(Exercise requirements): From the listing below, extract each line containing the string "izquierda".

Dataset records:
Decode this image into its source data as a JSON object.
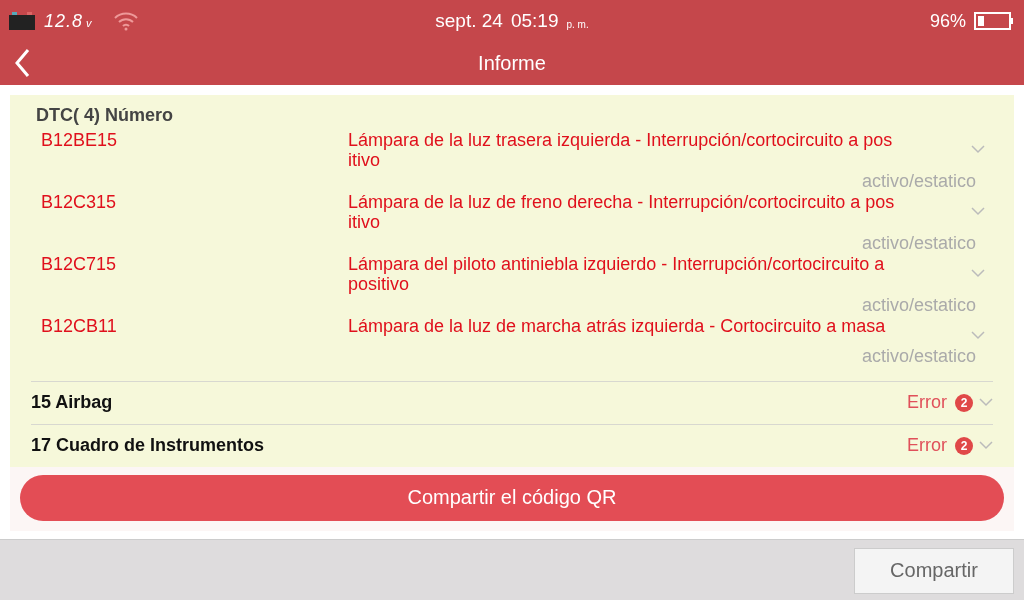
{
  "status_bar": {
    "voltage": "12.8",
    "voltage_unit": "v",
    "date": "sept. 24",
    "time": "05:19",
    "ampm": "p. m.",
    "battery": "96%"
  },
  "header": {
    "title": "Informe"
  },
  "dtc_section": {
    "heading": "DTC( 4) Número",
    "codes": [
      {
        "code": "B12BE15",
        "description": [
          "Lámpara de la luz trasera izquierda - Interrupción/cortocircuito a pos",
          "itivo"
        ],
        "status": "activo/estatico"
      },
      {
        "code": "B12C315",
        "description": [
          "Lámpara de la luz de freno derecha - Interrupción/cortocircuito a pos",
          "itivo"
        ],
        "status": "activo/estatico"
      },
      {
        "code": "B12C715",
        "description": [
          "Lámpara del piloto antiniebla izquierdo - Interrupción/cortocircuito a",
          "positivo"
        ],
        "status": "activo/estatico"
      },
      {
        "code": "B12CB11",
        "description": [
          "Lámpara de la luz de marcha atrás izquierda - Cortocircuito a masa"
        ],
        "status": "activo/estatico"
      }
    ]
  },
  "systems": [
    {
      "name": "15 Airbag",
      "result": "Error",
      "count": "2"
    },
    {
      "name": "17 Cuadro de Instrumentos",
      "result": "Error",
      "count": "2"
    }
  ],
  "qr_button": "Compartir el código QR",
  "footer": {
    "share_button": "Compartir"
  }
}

(The completed task):
          "Lámpara de la luz trasera izquierda - Interrupción/cortocircuito a pos",
          "Lámpara de la luz de marcha atrás izquierda - Cortocircuito a masa"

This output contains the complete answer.